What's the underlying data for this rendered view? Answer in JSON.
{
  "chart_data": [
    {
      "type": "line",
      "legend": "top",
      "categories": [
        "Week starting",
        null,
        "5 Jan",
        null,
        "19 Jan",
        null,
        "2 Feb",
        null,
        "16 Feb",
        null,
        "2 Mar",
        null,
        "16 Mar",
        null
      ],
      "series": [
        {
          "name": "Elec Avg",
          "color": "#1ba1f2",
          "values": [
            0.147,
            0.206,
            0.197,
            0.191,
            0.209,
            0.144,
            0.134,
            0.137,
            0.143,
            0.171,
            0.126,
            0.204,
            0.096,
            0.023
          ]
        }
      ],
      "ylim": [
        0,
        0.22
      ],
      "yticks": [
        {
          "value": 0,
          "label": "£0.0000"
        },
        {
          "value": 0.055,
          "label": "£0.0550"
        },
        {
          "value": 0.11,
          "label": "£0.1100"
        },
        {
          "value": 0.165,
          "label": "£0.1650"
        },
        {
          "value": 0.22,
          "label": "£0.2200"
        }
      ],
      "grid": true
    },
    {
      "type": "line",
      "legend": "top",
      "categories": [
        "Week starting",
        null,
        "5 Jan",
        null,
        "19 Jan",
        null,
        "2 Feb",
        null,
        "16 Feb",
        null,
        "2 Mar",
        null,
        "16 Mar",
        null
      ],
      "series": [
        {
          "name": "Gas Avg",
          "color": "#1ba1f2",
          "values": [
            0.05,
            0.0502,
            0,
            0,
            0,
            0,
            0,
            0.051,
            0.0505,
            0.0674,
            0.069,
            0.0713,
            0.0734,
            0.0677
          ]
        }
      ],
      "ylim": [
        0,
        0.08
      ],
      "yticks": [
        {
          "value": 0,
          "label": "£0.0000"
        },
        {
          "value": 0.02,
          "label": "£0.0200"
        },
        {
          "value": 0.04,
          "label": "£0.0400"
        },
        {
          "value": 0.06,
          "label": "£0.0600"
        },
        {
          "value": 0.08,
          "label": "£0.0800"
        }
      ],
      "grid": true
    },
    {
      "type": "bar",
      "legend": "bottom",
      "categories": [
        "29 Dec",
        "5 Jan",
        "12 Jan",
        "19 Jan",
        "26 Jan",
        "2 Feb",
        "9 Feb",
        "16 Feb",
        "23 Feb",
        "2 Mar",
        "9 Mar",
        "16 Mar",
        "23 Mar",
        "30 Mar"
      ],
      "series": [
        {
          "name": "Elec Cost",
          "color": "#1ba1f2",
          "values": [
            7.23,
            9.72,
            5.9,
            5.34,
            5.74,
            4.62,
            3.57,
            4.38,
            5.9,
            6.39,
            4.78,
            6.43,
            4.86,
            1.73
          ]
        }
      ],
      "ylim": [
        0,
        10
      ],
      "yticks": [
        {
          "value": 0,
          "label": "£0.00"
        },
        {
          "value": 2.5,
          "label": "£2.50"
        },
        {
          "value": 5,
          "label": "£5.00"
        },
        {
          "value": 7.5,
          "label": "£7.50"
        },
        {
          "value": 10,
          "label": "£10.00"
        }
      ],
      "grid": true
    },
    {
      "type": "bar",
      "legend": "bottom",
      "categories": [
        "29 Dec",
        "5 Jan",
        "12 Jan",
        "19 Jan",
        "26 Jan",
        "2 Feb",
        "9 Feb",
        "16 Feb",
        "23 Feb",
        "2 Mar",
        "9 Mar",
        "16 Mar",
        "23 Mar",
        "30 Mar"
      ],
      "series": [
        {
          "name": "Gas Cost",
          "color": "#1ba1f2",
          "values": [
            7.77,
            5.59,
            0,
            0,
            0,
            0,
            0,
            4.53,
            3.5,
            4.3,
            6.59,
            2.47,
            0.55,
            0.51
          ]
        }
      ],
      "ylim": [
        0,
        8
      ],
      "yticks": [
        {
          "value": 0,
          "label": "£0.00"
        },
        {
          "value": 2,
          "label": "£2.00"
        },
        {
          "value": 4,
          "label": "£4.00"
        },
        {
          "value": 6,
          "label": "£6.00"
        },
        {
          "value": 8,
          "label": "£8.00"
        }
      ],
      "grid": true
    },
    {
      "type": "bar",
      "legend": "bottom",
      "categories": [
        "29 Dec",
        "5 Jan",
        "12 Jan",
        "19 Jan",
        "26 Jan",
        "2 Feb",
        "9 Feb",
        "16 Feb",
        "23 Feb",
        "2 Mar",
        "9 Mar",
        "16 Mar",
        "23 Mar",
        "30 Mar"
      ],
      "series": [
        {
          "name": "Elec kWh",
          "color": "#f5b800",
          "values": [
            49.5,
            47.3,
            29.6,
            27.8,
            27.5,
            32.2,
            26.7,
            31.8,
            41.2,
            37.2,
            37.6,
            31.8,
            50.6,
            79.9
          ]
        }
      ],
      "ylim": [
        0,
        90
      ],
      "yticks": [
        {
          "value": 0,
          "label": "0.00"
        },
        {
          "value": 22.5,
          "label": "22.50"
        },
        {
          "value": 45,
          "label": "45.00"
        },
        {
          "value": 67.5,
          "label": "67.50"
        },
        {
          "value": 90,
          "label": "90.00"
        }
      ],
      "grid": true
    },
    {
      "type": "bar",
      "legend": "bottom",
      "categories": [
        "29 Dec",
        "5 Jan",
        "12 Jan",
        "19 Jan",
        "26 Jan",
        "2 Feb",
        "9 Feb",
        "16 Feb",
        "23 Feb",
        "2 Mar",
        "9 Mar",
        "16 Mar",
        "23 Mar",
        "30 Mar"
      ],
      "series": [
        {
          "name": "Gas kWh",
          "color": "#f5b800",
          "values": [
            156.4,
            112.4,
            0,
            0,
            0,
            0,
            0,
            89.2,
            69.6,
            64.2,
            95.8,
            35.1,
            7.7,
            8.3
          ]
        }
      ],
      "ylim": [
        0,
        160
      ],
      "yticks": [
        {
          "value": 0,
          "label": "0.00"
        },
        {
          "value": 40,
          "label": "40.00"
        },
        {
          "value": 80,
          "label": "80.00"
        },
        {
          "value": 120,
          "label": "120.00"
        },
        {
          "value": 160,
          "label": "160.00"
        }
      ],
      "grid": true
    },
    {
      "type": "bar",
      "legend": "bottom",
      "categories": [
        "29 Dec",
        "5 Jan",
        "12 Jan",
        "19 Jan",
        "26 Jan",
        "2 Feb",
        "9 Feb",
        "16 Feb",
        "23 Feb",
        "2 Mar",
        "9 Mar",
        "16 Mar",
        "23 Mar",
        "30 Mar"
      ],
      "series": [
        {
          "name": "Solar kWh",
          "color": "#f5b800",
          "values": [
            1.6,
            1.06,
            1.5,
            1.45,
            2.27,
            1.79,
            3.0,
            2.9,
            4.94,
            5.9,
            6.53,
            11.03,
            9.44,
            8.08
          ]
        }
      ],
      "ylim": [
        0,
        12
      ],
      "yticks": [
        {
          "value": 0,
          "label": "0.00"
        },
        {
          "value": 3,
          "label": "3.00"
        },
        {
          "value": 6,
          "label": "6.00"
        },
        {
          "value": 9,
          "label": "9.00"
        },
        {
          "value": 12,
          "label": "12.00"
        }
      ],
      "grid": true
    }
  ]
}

- _Given problem_: Copy each line containing the word "name" from the data.

- _Solution for this task_:
          "name": "Elec Avg",
          "name": "Gas Avg",
          "name": "Elec Cost",
          "name": "Gas Cost",
          "name": "Elec kWh",
          "name": "Gas kWh",
          "name": "Solar kWh",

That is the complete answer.